*What you should do*.
Retype the records that come next, word for word.

Dataset rows about figures:
^^^^^^^^

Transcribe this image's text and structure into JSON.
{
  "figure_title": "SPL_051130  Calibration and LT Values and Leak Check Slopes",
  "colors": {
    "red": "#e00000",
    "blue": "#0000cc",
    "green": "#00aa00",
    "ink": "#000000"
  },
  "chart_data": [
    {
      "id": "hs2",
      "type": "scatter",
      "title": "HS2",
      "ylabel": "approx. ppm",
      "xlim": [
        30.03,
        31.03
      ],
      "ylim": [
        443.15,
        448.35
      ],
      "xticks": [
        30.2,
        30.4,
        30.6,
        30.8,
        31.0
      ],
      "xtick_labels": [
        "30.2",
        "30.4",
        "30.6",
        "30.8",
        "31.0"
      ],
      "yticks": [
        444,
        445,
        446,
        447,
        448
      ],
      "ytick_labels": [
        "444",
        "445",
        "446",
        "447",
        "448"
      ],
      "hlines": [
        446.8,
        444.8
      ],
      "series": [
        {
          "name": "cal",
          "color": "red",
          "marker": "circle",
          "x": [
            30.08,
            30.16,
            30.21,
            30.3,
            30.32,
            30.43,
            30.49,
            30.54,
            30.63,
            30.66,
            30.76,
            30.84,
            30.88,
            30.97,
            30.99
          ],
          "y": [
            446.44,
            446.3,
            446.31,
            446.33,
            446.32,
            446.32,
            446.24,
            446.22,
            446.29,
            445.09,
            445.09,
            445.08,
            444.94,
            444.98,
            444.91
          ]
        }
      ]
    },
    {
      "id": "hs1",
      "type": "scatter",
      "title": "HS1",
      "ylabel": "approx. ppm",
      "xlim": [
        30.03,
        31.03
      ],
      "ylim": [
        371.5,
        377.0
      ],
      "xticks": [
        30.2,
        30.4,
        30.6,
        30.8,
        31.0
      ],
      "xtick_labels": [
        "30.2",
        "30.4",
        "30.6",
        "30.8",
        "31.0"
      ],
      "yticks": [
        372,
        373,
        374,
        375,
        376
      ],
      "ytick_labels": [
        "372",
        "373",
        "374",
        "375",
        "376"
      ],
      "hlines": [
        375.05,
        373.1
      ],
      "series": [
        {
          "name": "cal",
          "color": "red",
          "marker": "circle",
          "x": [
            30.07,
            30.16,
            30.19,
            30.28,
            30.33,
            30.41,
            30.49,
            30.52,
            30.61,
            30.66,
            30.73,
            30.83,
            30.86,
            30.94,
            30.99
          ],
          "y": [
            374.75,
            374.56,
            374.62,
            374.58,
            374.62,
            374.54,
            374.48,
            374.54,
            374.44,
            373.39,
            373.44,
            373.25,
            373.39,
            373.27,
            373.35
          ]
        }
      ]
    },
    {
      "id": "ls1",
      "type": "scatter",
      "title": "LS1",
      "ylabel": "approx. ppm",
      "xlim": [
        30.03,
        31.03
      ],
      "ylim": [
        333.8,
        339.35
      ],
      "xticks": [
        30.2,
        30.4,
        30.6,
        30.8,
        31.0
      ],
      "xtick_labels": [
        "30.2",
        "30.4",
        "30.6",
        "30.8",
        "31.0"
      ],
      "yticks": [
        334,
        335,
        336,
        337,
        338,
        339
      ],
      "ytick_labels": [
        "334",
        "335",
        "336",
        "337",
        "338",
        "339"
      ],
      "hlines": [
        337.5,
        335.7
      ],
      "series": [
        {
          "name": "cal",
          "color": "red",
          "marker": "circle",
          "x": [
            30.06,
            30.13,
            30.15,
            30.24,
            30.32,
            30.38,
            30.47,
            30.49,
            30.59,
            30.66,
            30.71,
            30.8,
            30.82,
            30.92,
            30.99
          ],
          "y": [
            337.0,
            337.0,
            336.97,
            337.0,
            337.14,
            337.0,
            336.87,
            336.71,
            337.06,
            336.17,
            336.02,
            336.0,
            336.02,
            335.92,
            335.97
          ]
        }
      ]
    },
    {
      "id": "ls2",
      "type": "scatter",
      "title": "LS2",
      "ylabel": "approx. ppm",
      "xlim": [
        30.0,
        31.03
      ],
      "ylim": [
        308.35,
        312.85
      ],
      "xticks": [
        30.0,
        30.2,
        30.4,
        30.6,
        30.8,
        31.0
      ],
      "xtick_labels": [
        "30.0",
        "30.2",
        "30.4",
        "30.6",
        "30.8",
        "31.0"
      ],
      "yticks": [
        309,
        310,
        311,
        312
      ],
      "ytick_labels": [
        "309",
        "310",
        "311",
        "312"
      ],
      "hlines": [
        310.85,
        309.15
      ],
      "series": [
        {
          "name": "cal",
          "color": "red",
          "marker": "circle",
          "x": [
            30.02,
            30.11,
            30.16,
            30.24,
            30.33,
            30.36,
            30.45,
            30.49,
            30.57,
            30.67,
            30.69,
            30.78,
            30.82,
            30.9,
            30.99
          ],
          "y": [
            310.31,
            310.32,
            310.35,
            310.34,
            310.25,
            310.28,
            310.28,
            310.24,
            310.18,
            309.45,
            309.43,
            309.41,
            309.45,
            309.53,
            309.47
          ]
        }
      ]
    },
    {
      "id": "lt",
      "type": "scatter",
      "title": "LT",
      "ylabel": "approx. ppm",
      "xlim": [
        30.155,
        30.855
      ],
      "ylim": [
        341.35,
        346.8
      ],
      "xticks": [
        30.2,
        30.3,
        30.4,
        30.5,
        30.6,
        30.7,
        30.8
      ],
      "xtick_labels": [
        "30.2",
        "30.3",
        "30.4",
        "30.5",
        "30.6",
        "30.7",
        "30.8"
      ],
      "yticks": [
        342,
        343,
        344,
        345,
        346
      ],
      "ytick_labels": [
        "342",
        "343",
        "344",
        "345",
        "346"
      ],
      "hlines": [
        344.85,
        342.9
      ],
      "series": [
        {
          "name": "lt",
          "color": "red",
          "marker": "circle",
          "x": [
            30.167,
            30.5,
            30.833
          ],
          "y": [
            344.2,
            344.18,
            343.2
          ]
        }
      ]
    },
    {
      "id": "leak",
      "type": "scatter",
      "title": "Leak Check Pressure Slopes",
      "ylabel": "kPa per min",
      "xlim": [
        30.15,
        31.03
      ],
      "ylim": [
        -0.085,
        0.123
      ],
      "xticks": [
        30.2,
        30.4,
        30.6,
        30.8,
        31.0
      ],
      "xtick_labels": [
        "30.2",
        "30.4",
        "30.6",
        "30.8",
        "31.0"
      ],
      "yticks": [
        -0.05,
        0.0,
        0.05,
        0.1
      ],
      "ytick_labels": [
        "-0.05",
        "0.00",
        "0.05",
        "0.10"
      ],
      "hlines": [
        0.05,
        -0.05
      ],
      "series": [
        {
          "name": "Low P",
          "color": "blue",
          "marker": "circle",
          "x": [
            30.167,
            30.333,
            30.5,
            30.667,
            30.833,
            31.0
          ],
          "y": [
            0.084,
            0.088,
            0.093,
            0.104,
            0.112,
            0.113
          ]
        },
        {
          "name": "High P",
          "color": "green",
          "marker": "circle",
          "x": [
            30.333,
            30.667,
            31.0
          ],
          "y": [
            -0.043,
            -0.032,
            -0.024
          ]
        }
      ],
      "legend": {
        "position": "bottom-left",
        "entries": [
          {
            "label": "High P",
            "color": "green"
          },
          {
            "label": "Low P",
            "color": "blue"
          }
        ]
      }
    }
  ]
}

^^^^^^^^

*Solved problem*.
Transcribe this image's text and structure into JSON.
{
  "figure_title": "SPL_051130  Calibration and LT Values and Leak Check Slopes",
  "colors": {
    "red": "#e00000",
    "blue": "#0000cc",
    "green": "#00aa00",
    "ink": "#000000"
  },
  "chart_data": [
    {
      "id": "hs2",
      "type": "scatter",
      "title": "HS2",
      "ylabel": "approx. ppm",
      "xlim": [
        30.03,
        31.03
      ],
      "ylim": [
        443.15,
        448.35
      ],
      "xticks": [
        30.2,
        30.4,
        30.6,
        30.8,
        31.0
      ],
      "xtick_labels": [
        "30.2",
        "30.4",
        "30.6",
        "30.8",
        "31.0"
      ],
      "yticks": [
        444,
        445,
        446,
        447,
        448
      ],
      "ytick_labels": [
        "444",
        "445",
        "446",
        "447",
        "448"
      ],
      "hlines": [
        446.8,
        444.8
      ],
      "series": [
        {
          "name": "cal",
          "color": "red",
          "marker": "circle",
          "x": [
            30.08,
            30.16,
            30.21,
            30.3,
            30.32,
            30.43,
            30.49,
            30.54,
            30.63,
            30.66,
            30.76,
            30.84,
            30.88,
            30.97,
            30.99
          ],
          "y": [
            446.44,
            446.3,
            446.31,
            446.33,
            446.32,
            446.32,
            446.24,
            446.22,
            446.29,
            445.09,
            445.09,
            445.08,
            444.94,
            444.98,
            444.91
          ]
        }
      ]
    },
    {
      "id": "hs1",
      "type": "scatter",
      "title": "HS1",
      "ylabel": "approx. ppm",
      "xlim": [
        30.03,
        31.03
      ],
      "ylim": [
        371.5,
        377.0
      ],
      "xticks": [
        30.2,
        30.4,
        30.6,
        30.8,
        31.0
      ],
      "xtick_labels": [
        "30.2",
        "30.4",
        "30.6",
        "30.8",
        "31.0"
      ],
      "yticks": [
        372,
        373,
        374,
        375,
        376
      ],
      "ytick_labels": [
        "372",
        "373",
        "374",
        "375",
        "376"
      ],
      "hlines": [
        375.05,
        373.1
      ],
      "series": [
        {
          "name": "cal",
          "color": "red",
          "marker": "circle",
          "x": [
            30.07,
            30.16,
            30.19,
            30.28,
            30.33,
            30.41,
            30.49,
            30.52,
            30.61,
            30.66,
            30.73,
            30.83,
            30.86,
            30.94,
            30.99
          ],
          "y": [
            374.75,
            374.56,
            374.62,
            374.58,
            374.62,
            374.54,
            374.48,
            374.54,
            374.44,
            373.39,
            373.44,
            373.25,
            373.39,
            373.27,
            373.35
          ]
        }
      ]
    },
    {
      "id": "ls1",
      "type": "scatter",
      "title": "LS1",
      "ylabel": "approx. ppm",
      "xlim": [
        30.03,
        31.03
      ],
      "ylim": [
        333.8,
        339.35
      ],
      "xticks": [
        30.2,
        30.4,
        30.6,
        30.8,
        31.0
      ],
      "xtick_labels": [
        "30.2",
        "30.4",
        "30.6",
        "30.8",
        "31.0"
      ],
      "yticks": [
        334,
        335,
        336,
        337,
        338,
        339
      ],
      "ytick_labels": [
        "334",
        "335",
        "336",
        "337",
        "338",
        "339"
      ],
      "hlines": [
        337.5,
        335.7
      ],
      "series": [
        {
          "name": "cal",
          "color": "red",
          "marker": "circle",
          "x": [
            30.06,
            30.13,
            30.15,
            30.24,
            30.32,
            30.38,
            30.47,
            30.49,
            30.59,
            30.66,
            30.71,
            30.8,
            30.82,
            30.92,
            30.99
          ],
          "y": [
            337.0,
            337.0,
            336.97,
            337.0,
            337.14,
            337.0,
            336.87,
            336.71,
            337.06,
            336.17,
            336.02,
            336.0,
            336.02,
            335.92,
            335.97
          ]
        }
      ]
    },
    {
      "id": "ls2",
      "type": "scatter",
      "title": "LS2",
      "ylabel": "approx. ppm",
      "xlim": [
        30.0,
        31.03
      ],
      "ylim": [
        308.35,
        312.85
      ],
      "xticks": [
        30.0,
        30.2,
        30.4,
        30.6,
        30.8,
        31.0
      ],
      "xtick_labels": [
        "30.0",
        "30.2",
        "30.4",
        "30.6",
        "30.8",
        "31.0"
      ],
      "yticks": [
        309,
        310,
        311,
        312
      ],
      "ytick_labels": [
        "309",
        "310",
        "311",
        "312"
      ],
      "hlines": [
        310.85,
        309.15
      ],
      "series": [
        {
          "name": "cal",
          "color": "red",
          "marker": "circle",
          "x": [
            30.02,
            30.11,
            30.16,
            30.24,
            30.33,
            30.36,
            30.45,
            30.49,
            30.57,
            30.67,
            30.69,
            30.78,
            30.82,
            30.9,
            30.99
          ],
          "y": [
            310.31,
            310.32,
            310.35,
            310.34,
            310.25,
            310.28,
            310.28,
            310.24,
            310.18,
            309.45,
            309.43,
            309.41,
            309.45,
            309.53,
            309.47
          ]
        }
      ]
    },
    {
      "id": "lt",
      "type": "scatter",
      "title": "LT",
      "ylabel": "approx. ppm",
      "xlim": [
        30.155,
        30.855
      ],
      "ylim": [
        341.35,
        346.8
      ],
      "xticks": [
        30.2,
        30.3,
        30.4,
        30.5,
        30.6,
        30.7,
        30.8
      ],
      "xtick_labels": [
        "30.2",
        "30.3",
        "30.4",
        "30.5",
        "30.6",
        "30.7",
        "30.8"
      ],
      "yticks": [
        342,
        343,
        344,
        345,
        346
      ],
      "ytick_labels": [
        "342",
        "343",
        "344",
        "345",
        "346"
      ],
      "hlines": [
        344.85,
        342.9
      ],
      "series": [
        {
          "name": "lt",
          "color": "red",
          "marker": "circle",
          "x": [
            30.167,
            30.5,
            30.833
          ],
          "y": [
            344.2,
            344.18,
            343.2
          ]
        }
      ]
    },
    {
      "id": "leak",
      "type": "scatter",
      "title": "Leak Check Pressure Slopes",
      "ylabel": "kPa per min",
      "xlim": [
        30.15,
        31.03
      ],
      "ylim": [
        -0.085,
        0.123
      ],
      "xticks": [
        30.2,
        30.4,
        30.6,
        30.8,
        31.0
      ],
      "xtick_labels": [
        "30.2",
        "30.4",
        "30.6",
        "30.8",
        "31.0"
      ],
      "yticks": [
        -0.05,
        0.0,
        0.05,
        0.1
      ],
      "ytick_labels": [
        "-0.05",
        "0.00",
        "0.05",
        "0.10"
      ],
      "hlines": [
        0.05,
        -0.05
      ],
      "series": [
        {
          "name": "Low P",
          "color": "blue",
          "marker": "circle",
          "x": [
            30.167,
            30.333,
            30.5,
            30.667,
            30.833,
            31.0
          ],
          "y": [
            0.084,
            0.088,
            0.093,
            0.104,
            0.112,
            0.113
          ]
        },
        {
          "name": "High P",
          "color": "green",
          "marker": "circle",
          "x": [
            30.333,
            30.667,
            31.0
          ],
          "y": [
            -0.043,
            -0.032,
            -0.024
          ]
        }
      ],
      "legend": {
        "position": "bottom-left",
        "entries": [
          {
            "label": "High P",
            "color": "green"
          },
          {
            "label": "Low P",
            "color": "blue"
          }
        ]
      }
    }
  ]
}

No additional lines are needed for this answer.